● **Records for the task**:

◆ ◆ ◆ ◆ ◆ ◆ ◆

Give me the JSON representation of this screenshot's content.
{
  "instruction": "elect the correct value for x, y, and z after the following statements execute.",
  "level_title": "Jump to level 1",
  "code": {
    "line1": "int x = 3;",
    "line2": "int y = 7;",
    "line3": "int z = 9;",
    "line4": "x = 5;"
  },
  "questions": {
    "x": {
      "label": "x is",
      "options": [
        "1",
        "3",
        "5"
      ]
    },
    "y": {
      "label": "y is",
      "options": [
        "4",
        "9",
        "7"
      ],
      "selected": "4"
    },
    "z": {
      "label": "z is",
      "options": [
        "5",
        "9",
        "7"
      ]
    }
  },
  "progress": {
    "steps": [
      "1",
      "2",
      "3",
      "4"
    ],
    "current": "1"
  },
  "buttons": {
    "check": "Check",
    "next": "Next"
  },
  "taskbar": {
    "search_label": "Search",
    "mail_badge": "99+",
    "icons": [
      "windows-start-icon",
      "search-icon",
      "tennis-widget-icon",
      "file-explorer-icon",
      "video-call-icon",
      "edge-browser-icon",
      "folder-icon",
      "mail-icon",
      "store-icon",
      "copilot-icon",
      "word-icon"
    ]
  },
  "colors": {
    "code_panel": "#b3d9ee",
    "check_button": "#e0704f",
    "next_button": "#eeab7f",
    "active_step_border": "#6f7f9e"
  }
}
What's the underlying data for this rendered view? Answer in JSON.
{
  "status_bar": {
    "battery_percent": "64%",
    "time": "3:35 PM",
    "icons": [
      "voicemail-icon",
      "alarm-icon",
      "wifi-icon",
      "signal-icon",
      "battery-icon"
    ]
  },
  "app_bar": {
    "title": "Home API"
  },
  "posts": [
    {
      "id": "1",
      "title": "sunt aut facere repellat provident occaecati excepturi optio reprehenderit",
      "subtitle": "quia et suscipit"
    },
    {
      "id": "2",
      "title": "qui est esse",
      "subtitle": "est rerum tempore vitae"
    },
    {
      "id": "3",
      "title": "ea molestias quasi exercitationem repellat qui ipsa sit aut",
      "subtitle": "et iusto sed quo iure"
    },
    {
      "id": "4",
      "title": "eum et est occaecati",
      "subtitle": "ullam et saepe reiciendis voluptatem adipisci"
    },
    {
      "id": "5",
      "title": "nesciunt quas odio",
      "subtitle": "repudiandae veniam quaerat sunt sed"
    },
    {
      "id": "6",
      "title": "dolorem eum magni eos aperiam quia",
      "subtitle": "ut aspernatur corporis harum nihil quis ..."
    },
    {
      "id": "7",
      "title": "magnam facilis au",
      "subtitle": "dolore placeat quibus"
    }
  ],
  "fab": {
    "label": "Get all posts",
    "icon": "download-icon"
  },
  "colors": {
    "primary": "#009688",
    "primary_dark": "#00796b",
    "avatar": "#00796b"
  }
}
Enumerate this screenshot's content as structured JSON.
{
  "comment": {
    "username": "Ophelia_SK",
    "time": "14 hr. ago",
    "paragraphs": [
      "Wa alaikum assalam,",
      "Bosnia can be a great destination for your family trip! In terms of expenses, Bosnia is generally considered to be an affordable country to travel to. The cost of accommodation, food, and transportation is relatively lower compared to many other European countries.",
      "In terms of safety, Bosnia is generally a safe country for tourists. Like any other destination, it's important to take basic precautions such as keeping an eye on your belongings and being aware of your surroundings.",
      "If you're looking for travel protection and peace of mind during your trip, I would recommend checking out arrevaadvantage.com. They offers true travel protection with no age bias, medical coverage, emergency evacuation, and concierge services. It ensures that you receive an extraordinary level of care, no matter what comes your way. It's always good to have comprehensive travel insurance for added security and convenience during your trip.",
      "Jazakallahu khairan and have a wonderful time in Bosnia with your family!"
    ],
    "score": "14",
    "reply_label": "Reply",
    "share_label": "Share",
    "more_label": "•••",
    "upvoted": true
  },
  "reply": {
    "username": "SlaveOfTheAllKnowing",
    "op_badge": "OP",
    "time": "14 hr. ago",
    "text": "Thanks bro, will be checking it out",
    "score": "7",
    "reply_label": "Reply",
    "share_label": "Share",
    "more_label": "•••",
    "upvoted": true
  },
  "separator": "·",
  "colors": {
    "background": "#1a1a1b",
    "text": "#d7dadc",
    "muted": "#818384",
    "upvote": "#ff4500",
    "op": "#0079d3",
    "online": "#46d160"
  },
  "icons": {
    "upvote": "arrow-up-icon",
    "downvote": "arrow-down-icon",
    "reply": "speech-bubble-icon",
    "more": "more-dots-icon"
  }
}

◆ ◆ ◆ ◆ ◆ ◆ ◆

● **What to produce**: Pull out every line holding "arrow" from the records above, and copy it.

● **The result**:
    "upvote": "arrow-up-icon",
    "downvote": "arrow-down-icon",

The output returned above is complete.